Teks Dokumen:
::::::::

Menurut M Jasin selaku Inspektur Jendral kementrian Agama tugas KUA dan penghulu relatif banyak, “Bukan hanya melakukan pencatatan pernikahan tapi juga menyelenggarakan pencatatan pernikahan dan rujuk, mengurus dan membina masjid, zakat, haji termasuk memberikan manasik, wakaf, ibadah sosial, pengembangan keluarga sakinah, membina kerukunan umat beragama dan kependudukan sesuai kebijakan yang ditetapkan oleh Dirjen Bimas Islam.” Jadi sebenarnya ujung tombak ada di Kemenag," ungkapnya. 



 
DILEMA PENGHULU

Aksi mogok para penghulu di Indonesia untuk tidak menikahkan pasangan calon pengantin di luar Kantor Urusan Agama (KUA) memang berdampak sejumlah kegelisahan bagi masyarakat. Sebagai kebiasaan, mayoritas masyarakat Indonesia melangsumgkan akan nikah di rumah, di masjid, atau di gedung yang mereka sewa untuk acara walimatul ‘ursy.

::::::::

Data Ditampilkan:
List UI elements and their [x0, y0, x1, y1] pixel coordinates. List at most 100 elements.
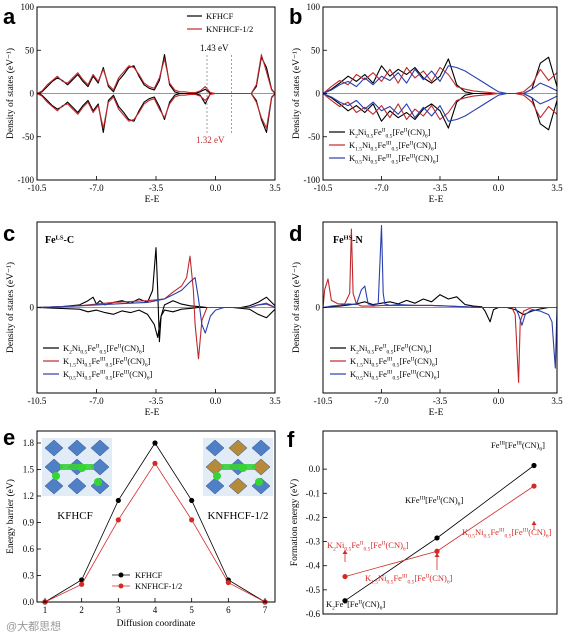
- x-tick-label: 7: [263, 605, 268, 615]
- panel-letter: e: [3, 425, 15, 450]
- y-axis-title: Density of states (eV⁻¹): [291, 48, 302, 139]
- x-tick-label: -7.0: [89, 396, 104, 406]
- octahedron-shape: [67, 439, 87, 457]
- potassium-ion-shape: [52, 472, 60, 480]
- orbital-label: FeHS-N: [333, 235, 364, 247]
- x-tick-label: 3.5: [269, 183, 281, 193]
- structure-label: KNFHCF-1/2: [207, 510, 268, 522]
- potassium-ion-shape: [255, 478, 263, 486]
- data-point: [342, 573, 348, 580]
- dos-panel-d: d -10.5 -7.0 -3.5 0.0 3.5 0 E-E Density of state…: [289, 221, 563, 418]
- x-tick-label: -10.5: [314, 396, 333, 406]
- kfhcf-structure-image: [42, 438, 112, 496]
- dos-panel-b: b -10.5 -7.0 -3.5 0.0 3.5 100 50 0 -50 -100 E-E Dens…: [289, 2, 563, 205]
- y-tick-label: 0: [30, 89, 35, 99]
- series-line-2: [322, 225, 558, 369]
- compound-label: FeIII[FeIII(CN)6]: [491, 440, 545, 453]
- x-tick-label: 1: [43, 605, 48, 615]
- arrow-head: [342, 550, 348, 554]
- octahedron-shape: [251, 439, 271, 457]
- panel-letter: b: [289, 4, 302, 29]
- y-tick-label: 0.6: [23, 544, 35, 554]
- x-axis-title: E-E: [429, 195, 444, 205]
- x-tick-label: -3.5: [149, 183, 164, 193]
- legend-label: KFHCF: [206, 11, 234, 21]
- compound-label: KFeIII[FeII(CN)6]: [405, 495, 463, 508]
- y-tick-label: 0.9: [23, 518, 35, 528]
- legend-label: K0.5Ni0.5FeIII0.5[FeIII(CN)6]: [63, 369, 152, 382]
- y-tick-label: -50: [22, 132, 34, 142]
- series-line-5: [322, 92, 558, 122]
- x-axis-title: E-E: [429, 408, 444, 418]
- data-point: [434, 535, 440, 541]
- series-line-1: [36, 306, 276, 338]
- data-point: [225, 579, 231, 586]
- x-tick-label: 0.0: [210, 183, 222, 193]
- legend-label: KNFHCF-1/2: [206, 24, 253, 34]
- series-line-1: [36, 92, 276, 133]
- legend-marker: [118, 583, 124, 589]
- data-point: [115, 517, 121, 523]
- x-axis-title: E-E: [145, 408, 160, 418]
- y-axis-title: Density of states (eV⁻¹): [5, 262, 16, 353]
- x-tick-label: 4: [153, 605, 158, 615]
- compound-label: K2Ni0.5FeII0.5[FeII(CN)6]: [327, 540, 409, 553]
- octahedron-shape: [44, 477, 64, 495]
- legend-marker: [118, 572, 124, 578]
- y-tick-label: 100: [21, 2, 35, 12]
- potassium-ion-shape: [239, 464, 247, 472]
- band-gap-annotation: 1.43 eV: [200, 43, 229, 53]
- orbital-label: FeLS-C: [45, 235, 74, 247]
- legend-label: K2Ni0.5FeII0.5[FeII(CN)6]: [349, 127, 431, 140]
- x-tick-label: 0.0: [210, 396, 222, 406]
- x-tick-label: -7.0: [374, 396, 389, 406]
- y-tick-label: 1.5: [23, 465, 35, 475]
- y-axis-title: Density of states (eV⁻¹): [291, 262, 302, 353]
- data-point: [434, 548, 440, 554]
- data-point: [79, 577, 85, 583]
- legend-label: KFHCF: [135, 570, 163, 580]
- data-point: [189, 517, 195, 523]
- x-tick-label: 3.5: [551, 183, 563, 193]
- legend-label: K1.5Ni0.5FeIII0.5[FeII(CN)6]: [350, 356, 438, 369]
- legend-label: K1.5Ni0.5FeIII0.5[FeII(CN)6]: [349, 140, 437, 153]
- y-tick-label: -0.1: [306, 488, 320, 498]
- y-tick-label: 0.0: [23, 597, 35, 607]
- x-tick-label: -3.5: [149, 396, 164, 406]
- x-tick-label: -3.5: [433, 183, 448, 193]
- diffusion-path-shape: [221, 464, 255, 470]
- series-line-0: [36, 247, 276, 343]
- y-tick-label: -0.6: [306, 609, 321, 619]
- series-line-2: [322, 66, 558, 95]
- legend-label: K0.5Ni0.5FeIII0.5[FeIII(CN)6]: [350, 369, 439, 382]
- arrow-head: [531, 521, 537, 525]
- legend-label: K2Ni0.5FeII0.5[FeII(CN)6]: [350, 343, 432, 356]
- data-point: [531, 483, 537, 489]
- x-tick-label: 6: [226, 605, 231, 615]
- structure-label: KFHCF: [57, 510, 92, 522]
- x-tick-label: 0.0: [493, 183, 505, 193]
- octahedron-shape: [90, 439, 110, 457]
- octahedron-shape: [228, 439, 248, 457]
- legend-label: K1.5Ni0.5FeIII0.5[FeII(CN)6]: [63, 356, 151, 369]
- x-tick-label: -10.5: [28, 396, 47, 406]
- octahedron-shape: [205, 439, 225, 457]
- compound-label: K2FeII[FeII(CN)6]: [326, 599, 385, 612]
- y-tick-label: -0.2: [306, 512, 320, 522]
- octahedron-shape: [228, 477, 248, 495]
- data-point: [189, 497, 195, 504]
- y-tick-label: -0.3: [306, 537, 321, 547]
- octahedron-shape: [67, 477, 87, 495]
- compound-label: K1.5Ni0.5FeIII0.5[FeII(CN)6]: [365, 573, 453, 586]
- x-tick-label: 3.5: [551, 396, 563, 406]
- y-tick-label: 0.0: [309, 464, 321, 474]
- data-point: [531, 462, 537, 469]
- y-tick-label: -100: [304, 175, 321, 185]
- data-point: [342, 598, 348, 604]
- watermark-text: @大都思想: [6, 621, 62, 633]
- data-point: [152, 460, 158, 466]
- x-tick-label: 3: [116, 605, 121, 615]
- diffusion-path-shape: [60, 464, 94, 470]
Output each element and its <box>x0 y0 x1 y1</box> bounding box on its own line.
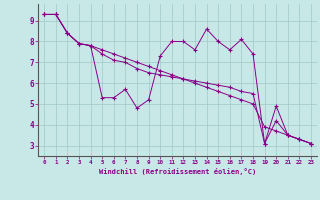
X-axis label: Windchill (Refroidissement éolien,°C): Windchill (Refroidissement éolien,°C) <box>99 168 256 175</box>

::::::::

Soal Latihan:
A. Menurut teks tentang penghulu, siapa yang menjabat sebagai Inspektur Jenderal Kementerian Agama?
B. Salin ulang tanpa perubahan bagian teks tentang penghulu yang berada di antara "Aksi mogok para" dan "acara walimatul ‘ursy.", termasuk kedua bagian itu.
Daftar di atas tidak diperlukan.

Jawaban:
A. Inspektur Jenderal Kementerian Agama adalah M Jasin.

B.
Aksi mogok para penghulu di Indonesia untuk tidak menikahkan pasangan calon pengantin di luar Kantor Urusan Agama (KUA) memang berdampak sejumlah kegelisahan bagi masyarakat. Sebagai kebiasaan, mayoritas masyarakat Indonesia melangsumgkan akan nikah di rumah, di masjid, atau di gedung yang mereka sewa untuk acara walimatul ‘ursy.